* [Recorded data]:
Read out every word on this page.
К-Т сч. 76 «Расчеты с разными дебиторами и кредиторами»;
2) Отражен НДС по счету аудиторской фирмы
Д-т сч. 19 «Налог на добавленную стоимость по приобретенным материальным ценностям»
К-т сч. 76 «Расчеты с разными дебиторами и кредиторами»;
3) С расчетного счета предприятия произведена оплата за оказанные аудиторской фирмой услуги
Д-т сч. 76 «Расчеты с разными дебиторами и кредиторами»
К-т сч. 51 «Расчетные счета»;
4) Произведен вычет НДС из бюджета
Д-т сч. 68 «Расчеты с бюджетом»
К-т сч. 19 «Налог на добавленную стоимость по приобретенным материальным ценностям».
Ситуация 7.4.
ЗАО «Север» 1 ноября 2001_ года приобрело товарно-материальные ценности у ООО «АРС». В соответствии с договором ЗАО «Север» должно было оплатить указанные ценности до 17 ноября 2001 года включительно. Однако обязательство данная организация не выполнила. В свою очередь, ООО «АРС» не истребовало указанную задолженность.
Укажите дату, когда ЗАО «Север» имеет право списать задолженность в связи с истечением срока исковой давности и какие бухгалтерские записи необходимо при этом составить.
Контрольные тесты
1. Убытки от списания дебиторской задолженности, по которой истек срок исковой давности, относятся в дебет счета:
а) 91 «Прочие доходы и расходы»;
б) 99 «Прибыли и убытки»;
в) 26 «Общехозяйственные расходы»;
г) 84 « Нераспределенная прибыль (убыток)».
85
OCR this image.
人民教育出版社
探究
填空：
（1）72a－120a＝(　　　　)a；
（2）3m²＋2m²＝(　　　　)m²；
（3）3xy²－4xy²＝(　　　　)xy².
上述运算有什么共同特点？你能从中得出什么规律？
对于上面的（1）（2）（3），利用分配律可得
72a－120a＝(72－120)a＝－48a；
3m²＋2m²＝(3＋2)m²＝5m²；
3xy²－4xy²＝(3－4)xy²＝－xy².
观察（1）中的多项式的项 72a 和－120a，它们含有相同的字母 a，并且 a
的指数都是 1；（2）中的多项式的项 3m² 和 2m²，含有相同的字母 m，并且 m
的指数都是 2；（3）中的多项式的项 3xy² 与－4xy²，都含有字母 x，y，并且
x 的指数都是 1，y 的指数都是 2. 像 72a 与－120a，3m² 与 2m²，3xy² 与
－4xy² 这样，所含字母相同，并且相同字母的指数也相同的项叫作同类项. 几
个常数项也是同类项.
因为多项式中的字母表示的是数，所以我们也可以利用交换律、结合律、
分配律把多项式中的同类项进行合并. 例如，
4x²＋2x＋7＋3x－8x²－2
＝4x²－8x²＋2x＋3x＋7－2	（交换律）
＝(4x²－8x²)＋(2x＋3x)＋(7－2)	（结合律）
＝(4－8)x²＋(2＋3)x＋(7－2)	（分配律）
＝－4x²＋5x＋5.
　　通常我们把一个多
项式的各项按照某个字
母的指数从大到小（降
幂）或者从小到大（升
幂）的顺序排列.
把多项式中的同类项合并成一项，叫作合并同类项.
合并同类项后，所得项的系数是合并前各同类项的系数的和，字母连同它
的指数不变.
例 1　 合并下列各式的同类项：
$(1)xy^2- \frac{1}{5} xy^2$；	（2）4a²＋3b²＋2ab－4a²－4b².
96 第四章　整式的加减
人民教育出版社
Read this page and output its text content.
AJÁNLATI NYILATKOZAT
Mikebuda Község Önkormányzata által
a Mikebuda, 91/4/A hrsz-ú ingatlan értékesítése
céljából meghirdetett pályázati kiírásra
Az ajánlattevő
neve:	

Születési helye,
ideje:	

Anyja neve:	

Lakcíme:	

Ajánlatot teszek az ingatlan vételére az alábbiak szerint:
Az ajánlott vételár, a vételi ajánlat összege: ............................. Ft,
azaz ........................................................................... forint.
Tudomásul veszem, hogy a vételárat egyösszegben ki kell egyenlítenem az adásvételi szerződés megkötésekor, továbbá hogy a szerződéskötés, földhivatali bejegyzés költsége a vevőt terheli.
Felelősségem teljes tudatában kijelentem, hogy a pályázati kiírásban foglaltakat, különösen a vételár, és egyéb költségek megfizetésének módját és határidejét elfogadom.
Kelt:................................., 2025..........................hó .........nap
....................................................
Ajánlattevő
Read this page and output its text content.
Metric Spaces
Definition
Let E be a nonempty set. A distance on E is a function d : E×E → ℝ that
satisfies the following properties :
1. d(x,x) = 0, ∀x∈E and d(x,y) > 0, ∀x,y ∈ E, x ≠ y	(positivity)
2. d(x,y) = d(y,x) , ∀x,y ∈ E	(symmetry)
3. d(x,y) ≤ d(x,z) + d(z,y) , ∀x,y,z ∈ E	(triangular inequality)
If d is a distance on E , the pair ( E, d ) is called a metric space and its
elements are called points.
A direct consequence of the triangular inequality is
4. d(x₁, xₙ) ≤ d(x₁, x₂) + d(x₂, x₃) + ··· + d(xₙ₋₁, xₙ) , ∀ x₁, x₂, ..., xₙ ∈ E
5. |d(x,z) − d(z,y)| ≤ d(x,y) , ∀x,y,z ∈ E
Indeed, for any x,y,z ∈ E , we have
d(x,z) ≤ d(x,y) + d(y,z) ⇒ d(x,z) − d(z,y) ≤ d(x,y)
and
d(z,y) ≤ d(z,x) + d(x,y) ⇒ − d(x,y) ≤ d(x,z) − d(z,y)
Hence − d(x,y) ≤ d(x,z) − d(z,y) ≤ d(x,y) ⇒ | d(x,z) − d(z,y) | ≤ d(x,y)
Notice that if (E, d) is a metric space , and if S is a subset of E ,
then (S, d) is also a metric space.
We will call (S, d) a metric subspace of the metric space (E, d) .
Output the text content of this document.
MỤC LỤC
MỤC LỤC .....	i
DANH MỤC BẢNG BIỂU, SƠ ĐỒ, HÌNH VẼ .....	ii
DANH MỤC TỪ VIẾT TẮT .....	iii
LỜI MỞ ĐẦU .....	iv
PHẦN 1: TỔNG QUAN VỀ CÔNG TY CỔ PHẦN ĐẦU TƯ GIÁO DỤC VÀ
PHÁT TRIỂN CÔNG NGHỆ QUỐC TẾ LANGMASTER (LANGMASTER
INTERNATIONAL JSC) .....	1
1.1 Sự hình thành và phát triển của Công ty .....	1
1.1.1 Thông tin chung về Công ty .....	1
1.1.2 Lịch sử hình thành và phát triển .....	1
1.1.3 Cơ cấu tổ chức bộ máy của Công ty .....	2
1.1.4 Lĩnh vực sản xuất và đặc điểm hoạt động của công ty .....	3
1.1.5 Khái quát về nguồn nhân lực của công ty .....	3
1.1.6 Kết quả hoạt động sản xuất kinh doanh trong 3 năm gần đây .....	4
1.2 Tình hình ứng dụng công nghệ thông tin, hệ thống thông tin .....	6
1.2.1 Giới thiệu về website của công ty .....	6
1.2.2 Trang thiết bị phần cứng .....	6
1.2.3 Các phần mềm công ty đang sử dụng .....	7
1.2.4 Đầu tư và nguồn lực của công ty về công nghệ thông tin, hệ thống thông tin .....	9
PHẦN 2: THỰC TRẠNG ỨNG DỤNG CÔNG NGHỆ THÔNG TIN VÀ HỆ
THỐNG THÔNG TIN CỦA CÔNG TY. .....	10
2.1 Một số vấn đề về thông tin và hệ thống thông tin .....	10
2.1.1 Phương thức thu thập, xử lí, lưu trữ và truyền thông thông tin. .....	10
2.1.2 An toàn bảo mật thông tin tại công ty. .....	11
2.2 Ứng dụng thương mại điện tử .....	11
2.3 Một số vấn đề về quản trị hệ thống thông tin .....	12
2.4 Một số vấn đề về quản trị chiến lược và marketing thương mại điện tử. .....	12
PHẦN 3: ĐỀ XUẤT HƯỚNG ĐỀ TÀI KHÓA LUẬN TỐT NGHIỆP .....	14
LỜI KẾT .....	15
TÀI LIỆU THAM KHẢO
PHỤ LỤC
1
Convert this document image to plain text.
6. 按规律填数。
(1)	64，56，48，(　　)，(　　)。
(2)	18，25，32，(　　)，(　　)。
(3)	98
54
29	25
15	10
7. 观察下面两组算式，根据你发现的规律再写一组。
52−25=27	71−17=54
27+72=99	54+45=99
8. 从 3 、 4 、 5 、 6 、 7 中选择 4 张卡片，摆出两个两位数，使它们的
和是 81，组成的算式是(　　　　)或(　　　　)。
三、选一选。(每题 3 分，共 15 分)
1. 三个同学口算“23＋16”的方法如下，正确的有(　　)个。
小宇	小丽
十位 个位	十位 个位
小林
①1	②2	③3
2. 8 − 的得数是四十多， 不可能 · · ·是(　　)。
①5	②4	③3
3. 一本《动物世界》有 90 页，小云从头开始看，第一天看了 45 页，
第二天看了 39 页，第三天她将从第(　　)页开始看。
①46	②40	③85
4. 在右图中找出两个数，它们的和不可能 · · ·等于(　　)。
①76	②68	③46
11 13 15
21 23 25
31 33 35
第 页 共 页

* [What is needed]: From the listing, copy every line where the string "приобретенным" appears.

* [Response]:
Д-т сч. 19 «Налог на добавленную стоимость по приобретенным материальным ценностям»
К-т сч. 19 «Налог на добавленную стоимость по приобретенным материальным ценностям».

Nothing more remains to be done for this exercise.